# Source
* * * *
The American people are in favor of action. Polling from Stanford
University and the New York Times shows that two-thirds of Americans,
including half of Republicans, favor government action to reduce global
warming, and two-thirds, including half of Republicans, would be more
likely to vote for a candidate who campaigns on fighting climate
change. So why doesn't the GOP have a climate plan?
Regular Louisianans are doing their part to rebuild their State's
natural defenses. Common Ground Relief, a Lower Ninth Ward-based
operation aimed at creating resilient gulf coast communities, has been
planting marsh grass and trees--about 10,000 trees every year--in the
wetlands and barrier islands along the Louisiana coast. Those natural
barriers can absorb some of the power of big storms and take some of
the pressure off the new levees. Last July, New Orleans mayor Mitch
Landrieu joined Pope Francis at the Vatican to discuss global
challenges, including climate change. Mayor Landrieu recalled the
memory of Katrina. I will quote him:
We have now become a warning to all the others. Neglected
environmental degradation has consequences. The poor are hit
the hardest and they suffer the most. The levees broke, the
water flooded in, and in the blink of an eye, the Gulf of
Mexico surged over the rooftops of a great American city.
Thousands of us, many of the most vulnerable who couldn't
find a way to evacuate the city, were left behind as if their
lives did not have value.
We know that we are loading the dice for more damaging weather with
our relentless carbon pollution. To pretend this threat does not exist
is to put property at risk, to put communities at risk, and to put
American lives at risk. And incidentally, it is also to put our heads
in the sand.
Eventually the Republican Party is going to have to break itself free
from the clutches of the fossil fuel industry. They are going to have
to. They are losing the American people, their own young voters. And
they are going to have to rise up to their duty to serve the people of
their States and of this country. It is my hope that when they get
around to doing that, it won't be too late, but it is time to wake up.
I yield the floor.
The PRESIDING OFFICER. The esteemed Senator from Alaska.
* * * *
# Raw records

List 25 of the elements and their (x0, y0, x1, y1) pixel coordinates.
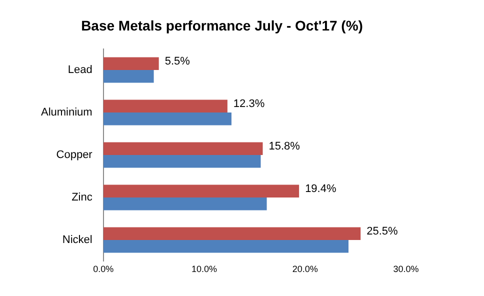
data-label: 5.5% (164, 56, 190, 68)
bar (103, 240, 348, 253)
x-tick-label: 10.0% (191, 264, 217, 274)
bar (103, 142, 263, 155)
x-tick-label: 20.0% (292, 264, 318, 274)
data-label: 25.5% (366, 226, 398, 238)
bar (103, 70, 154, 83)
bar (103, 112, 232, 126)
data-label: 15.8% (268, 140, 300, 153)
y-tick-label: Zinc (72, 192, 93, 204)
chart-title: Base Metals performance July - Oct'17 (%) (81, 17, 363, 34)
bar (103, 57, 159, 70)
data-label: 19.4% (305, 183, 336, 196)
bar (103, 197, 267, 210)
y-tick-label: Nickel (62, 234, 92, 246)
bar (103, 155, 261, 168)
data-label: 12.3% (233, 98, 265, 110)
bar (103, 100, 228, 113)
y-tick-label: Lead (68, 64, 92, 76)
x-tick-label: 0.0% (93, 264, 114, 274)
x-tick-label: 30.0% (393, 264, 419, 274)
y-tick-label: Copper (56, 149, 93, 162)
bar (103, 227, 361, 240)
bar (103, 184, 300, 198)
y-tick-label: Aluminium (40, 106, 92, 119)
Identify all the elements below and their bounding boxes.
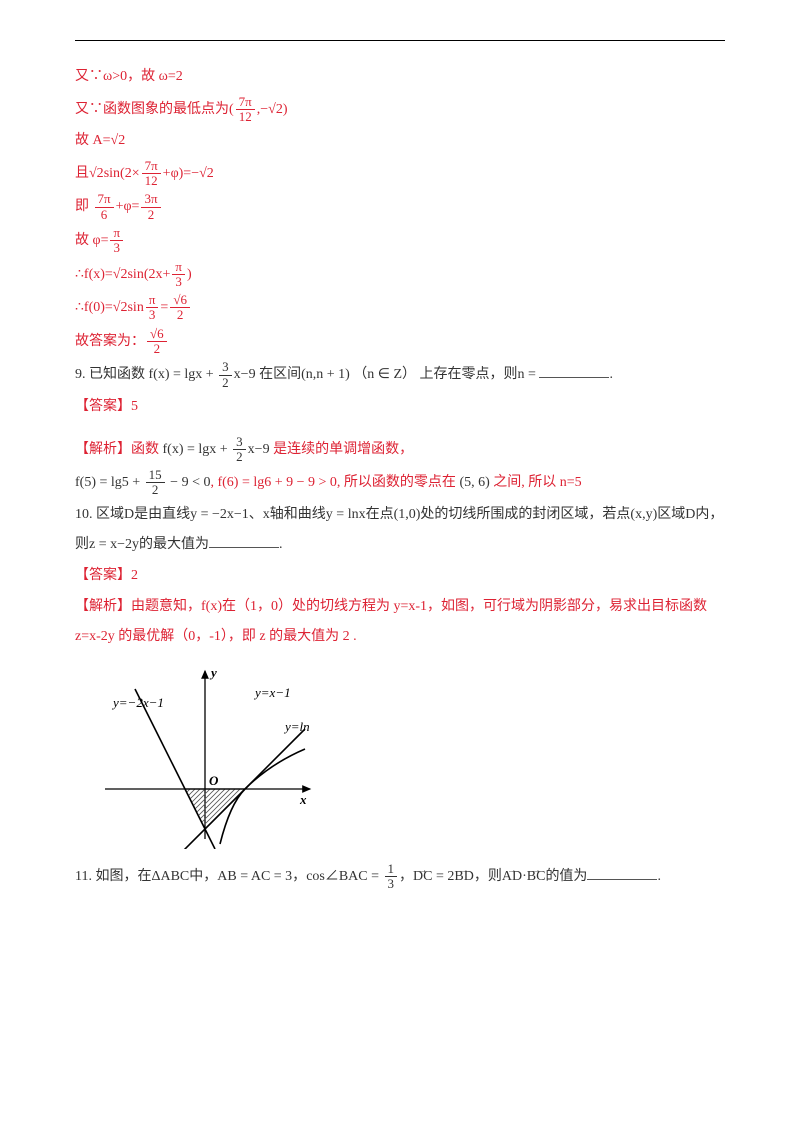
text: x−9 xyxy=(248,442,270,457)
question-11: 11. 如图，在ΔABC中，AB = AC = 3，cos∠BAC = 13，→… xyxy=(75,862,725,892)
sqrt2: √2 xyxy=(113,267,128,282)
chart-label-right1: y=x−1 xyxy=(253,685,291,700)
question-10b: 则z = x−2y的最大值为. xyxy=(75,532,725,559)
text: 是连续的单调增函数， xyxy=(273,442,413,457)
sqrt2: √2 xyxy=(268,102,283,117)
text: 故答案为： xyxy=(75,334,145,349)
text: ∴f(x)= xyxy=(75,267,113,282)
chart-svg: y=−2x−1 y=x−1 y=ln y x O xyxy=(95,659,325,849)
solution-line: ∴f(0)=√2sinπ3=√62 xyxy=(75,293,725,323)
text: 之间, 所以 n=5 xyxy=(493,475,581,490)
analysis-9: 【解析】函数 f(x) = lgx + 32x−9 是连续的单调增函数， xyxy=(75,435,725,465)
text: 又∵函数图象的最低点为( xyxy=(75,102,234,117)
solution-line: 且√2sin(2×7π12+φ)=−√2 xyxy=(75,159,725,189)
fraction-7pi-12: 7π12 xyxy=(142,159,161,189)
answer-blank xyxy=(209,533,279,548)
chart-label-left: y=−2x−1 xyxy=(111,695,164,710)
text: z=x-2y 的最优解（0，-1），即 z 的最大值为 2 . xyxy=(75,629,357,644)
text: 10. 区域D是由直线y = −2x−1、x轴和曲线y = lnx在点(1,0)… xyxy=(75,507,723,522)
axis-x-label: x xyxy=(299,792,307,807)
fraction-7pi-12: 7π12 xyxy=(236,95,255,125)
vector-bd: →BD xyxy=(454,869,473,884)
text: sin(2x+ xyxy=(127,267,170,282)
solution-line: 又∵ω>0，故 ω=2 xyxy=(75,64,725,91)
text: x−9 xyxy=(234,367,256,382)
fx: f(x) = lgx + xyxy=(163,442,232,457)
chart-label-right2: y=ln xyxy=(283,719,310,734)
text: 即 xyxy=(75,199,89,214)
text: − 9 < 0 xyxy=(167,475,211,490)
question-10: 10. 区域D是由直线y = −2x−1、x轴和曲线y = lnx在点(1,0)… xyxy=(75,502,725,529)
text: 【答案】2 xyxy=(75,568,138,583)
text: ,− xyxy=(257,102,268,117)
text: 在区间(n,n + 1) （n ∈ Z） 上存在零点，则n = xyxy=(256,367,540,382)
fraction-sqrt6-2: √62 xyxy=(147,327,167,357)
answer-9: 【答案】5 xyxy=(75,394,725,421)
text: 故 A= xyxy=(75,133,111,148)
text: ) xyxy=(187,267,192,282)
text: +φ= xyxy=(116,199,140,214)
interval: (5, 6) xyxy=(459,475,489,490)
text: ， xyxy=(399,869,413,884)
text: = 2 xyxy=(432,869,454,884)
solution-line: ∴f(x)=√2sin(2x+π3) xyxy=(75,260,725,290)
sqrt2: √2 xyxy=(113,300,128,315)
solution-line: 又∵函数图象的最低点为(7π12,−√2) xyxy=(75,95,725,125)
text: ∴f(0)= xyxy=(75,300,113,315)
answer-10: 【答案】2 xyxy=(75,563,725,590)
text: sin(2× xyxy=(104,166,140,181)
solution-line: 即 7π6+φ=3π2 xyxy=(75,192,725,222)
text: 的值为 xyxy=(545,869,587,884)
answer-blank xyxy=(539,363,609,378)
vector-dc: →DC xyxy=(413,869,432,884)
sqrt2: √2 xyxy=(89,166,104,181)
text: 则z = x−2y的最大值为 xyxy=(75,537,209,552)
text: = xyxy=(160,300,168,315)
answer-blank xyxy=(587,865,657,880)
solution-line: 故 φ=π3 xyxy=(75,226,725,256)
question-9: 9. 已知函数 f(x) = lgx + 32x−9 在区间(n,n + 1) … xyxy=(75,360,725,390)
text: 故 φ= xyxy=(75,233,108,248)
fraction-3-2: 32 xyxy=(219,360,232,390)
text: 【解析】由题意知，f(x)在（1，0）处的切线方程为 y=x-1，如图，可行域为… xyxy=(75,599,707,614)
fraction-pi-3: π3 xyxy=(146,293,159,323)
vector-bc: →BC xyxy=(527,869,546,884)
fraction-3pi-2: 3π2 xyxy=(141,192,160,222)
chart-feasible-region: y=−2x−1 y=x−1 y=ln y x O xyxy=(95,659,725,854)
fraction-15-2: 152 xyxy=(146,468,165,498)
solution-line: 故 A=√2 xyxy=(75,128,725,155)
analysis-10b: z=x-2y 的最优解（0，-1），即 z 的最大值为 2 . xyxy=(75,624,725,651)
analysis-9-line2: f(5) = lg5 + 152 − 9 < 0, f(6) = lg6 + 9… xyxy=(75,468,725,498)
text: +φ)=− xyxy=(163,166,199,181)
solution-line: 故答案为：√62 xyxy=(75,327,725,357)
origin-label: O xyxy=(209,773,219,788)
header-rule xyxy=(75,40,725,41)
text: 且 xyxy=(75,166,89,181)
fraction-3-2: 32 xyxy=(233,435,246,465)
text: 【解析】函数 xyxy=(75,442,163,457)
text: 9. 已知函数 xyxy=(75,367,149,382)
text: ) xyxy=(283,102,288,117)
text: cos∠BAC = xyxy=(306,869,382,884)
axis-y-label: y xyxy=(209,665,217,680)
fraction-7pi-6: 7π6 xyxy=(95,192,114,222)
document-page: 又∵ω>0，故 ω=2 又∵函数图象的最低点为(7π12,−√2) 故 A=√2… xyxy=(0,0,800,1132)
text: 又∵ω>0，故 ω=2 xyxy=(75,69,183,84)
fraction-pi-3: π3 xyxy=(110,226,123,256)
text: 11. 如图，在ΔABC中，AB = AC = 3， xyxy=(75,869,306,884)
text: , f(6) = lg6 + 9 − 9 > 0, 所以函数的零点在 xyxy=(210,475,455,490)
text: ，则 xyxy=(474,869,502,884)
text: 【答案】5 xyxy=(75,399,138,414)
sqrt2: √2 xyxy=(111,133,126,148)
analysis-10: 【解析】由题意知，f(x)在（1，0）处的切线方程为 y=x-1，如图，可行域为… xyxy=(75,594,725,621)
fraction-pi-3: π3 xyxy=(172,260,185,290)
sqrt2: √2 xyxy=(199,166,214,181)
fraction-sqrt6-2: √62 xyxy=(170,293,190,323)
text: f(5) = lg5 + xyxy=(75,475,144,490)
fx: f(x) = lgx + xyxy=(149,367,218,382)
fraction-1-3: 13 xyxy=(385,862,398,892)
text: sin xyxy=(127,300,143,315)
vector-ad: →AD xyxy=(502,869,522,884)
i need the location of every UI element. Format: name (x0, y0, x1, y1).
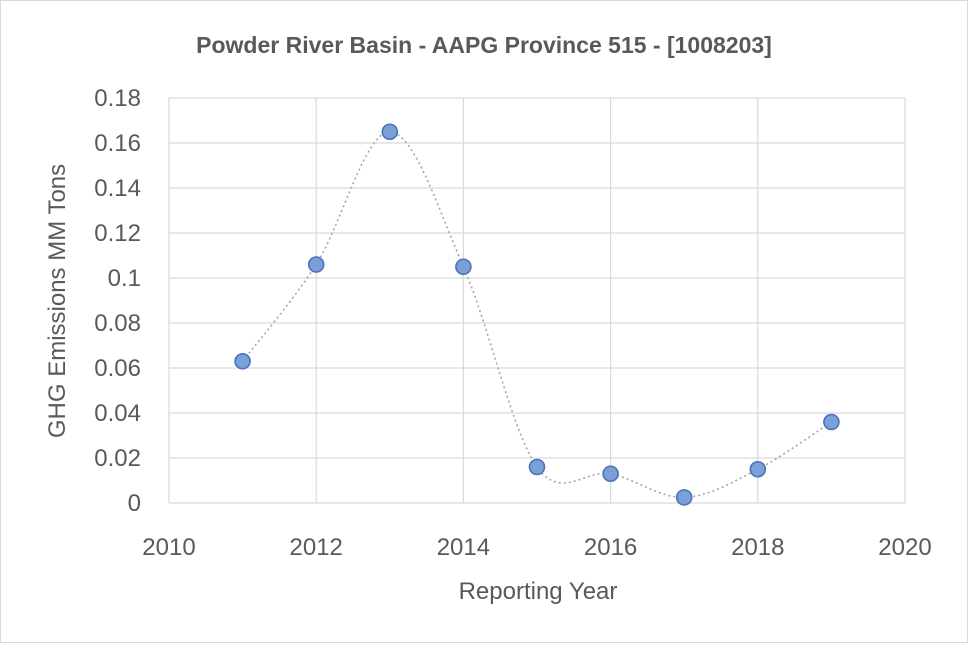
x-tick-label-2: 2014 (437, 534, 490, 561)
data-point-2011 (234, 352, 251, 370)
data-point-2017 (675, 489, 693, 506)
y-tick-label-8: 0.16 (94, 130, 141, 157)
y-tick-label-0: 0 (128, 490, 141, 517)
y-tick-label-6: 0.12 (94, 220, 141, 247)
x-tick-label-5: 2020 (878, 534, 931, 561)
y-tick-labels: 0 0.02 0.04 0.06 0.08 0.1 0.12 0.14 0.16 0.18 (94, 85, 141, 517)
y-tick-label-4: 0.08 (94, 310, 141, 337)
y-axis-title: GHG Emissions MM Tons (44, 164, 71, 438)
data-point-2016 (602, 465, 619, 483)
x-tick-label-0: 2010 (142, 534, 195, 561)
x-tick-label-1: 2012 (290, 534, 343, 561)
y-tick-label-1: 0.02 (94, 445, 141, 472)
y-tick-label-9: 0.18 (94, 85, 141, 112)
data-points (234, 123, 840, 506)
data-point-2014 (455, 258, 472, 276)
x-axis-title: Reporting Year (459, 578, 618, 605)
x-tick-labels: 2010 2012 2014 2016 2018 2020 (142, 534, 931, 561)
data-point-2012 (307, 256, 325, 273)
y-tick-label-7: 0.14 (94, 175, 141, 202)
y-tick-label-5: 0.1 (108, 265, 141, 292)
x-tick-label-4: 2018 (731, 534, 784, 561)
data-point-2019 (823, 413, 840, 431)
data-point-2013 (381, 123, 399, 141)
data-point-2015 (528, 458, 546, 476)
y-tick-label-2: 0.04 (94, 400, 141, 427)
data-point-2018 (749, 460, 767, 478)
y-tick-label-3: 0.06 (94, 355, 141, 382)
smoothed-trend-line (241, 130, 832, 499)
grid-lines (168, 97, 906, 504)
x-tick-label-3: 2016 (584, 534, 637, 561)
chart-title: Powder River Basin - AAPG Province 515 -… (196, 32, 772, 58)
* * * *
# Aim of the task
In the Senate speech on climate change, about how many trees does Common Ground Relief plant each year? Answer using only the Senate speech on climate change, not the material.

# Result of the exercise
About 10,000 trees every year.